■ Directions:
Among the entries below, find the lines with "方则俱方" and copy them.

■ Exercise input:
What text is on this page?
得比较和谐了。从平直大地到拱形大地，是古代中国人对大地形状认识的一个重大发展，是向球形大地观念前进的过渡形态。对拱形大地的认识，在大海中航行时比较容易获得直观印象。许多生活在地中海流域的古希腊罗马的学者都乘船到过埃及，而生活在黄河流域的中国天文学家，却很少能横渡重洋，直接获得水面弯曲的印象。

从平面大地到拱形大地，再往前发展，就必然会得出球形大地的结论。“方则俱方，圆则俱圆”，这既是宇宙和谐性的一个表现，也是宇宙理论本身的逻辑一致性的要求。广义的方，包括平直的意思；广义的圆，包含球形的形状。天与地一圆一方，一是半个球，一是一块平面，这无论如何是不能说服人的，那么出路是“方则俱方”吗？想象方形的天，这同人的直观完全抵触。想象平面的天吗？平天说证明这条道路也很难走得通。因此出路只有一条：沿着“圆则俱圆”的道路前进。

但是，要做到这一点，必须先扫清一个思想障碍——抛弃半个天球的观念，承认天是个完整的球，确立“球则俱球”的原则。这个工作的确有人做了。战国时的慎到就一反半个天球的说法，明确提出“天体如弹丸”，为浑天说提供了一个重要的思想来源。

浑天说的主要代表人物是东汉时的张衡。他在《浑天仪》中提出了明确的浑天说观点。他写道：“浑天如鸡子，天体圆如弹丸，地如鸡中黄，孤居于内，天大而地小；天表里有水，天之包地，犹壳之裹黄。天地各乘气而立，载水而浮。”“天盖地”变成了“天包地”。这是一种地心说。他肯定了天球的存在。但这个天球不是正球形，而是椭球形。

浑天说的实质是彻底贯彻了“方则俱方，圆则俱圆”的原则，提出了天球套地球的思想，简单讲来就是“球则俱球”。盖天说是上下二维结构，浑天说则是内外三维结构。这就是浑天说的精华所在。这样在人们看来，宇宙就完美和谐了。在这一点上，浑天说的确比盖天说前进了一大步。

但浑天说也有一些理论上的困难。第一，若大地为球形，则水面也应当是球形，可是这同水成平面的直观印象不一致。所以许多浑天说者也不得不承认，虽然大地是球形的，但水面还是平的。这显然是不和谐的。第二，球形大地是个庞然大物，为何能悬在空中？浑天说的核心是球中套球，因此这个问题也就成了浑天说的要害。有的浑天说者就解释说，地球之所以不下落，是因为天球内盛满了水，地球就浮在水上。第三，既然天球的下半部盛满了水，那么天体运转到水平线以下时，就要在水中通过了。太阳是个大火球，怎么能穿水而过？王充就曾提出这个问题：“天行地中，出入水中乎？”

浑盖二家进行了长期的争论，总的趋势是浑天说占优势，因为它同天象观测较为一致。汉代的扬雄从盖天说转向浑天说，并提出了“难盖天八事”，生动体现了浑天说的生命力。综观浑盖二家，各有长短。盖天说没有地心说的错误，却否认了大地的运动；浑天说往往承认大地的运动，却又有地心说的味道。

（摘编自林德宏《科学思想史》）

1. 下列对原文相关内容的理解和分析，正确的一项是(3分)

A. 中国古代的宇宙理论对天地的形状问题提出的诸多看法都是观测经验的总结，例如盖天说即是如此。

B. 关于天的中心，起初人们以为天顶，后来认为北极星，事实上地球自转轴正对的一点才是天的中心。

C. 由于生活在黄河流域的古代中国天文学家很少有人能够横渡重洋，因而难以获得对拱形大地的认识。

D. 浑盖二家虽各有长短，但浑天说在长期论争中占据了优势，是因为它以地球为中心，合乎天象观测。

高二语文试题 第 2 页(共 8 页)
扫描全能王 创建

■ Written reply:
从平面大地到拱形大地，再往前发展，就必然会得出球形大地的结论。“方则俱方，圆则俱圆”，这既是宇宙和谐性的一个表现，也是宇宙理论本身的逻辑一致性的要求。广义的方，包括平直的意思；广义的圆，包含球形的形状。天与地一圆一方，一是半个球，一是一块平面，这无论如何是不能说服人的，那么出路是“方则俱方”吗？想象方形的天，这同人的直观完全抵触。想象平面的天吗？平天说证明这条道路也很难走得通。因此出路只有一条：沿着“圆则俱圆”的道路前进。
浑天说的实质是彻底贯彻了“方则俱方，圆则俱圆”的原则，提出了天球套地球的思想，简单讲来就是“球则俱球”。盖天说是上下二维结构，浑天说则是内外三维结构。这就是浑天说的精华所在。这样在人们看来，宇宙就完美和谐了。在这一点上，浑天说的确比盖天说前进了一大步。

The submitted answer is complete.